* **Source records**
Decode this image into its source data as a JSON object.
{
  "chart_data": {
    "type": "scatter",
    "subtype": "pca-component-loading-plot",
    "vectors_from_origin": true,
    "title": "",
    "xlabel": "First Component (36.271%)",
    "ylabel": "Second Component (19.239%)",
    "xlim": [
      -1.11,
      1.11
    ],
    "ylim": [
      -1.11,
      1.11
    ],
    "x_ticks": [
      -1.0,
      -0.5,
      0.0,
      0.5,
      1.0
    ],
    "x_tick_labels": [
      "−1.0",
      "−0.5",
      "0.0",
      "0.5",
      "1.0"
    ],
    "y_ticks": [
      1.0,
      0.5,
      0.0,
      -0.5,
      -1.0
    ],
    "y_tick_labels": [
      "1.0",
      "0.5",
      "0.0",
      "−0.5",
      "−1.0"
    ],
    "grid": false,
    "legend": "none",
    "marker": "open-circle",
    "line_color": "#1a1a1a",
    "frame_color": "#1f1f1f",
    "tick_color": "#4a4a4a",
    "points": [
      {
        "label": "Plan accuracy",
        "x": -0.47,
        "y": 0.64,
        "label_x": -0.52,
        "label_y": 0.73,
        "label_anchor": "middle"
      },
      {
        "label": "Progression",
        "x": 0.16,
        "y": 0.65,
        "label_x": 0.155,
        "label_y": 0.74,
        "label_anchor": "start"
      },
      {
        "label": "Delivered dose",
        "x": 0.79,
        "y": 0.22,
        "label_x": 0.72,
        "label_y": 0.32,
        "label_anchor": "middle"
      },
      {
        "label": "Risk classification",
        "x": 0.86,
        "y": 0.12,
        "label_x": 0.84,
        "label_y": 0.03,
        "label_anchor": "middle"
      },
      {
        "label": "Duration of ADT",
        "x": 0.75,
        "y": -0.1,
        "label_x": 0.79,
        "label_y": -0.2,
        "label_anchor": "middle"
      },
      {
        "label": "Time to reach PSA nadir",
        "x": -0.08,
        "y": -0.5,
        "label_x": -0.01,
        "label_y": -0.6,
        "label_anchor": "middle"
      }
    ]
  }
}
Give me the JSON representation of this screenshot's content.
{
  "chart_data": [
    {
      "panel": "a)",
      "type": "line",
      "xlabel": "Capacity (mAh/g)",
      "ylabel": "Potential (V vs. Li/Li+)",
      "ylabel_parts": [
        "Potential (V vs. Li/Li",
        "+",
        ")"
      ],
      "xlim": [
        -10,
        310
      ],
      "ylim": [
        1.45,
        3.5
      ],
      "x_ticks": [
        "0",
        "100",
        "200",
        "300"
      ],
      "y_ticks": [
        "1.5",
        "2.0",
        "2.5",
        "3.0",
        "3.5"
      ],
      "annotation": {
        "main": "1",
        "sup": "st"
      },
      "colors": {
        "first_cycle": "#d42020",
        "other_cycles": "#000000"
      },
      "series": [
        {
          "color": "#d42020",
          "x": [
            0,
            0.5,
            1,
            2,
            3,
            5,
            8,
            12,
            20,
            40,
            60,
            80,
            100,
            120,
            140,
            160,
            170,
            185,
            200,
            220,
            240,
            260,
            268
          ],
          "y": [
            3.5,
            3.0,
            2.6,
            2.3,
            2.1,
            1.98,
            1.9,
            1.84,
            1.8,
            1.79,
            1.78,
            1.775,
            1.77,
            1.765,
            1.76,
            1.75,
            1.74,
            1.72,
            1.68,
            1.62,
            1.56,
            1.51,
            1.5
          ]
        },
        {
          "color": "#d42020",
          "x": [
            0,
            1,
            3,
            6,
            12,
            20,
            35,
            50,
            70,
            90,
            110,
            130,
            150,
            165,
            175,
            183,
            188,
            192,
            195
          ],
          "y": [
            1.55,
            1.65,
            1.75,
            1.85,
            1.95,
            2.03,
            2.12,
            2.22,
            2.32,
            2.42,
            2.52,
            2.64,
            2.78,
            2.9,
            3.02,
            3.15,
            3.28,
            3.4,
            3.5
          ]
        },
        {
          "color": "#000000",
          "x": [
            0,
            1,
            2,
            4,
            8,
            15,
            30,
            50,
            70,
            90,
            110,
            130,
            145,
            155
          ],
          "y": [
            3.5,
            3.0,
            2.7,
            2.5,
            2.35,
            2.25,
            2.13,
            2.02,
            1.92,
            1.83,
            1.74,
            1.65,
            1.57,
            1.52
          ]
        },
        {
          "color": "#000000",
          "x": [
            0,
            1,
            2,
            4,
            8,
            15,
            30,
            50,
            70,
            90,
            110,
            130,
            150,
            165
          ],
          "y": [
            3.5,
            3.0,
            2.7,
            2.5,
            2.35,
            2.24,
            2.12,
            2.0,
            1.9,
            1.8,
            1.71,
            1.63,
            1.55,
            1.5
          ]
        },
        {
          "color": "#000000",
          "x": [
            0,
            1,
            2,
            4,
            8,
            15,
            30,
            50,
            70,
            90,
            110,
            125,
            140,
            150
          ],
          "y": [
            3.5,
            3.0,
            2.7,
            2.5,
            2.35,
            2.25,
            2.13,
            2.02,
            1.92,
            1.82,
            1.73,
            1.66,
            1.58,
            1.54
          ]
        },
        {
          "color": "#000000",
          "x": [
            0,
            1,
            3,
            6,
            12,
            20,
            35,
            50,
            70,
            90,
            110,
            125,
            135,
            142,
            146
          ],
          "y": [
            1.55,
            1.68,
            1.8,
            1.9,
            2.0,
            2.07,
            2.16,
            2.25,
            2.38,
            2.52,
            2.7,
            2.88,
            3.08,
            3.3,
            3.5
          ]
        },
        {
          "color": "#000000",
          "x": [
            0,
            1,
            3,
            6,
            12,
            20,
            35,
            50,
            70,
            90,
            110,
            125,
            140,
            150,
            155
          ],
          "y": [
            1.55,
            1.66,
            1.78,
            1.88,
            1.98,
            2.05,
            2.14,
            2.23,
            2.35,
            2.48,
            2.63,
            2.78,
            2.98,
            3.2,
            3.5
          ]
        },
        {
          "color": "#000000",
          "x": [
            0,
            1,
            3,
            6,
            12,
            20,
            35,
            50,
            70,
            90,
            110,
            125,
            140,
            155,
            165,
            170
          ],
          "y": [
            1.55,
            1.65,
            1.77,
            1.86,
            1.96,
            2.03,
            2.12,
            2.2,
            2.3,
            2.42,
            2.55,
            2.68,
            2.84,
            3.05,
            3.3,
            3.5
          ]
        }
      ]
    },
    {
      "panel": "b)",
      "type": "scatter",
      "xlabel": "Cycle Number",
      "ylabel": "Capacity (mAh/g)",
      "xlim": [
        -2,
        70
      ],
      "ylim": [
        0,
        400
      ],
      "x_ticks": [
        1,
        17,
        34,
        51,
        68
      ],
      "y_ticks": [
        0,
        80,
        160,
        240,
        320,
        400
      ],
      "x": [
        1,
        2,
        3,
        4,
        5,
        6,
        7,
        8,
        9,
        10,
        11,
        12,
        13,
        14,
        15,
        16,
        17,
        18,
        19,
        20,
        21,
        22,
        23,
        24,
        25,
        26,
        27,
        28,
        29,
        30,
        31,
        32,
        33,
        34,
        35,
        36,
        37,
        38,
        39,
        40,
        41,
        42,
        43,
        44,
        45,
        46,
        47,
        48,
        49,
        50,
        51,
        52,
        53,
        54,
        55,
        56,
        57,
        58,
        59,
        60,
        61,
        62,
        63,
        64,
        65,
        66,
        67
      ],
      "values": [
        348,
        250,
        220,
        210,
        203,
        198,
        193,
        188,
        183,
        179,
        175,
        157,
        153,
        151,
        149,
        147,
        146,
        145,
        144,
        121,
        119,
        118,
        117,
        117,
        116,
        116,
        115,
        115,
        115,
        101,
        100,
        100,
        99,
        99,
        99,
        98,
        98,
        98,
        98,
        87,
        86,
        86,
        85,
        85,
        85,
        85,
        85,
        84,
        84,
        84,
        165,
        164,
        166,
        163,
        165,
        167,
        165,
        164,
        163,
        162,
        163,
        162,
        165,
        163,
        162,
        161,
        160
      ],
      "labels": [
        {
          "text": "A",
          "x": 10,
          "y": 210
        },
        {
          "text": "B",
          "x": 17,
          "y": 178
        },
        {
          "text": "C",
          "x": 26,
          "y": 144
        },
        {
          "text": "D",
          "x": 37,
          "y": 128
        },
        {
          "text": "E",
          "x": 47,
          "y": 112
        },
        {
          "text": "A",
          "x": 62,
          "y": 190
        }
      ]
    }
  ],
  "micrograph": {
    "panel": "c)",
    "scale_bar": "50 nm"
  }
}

* **Short exercise**
Count how many lines above contain the word "Capacity". Reply with the number alone.

* **Task response**
2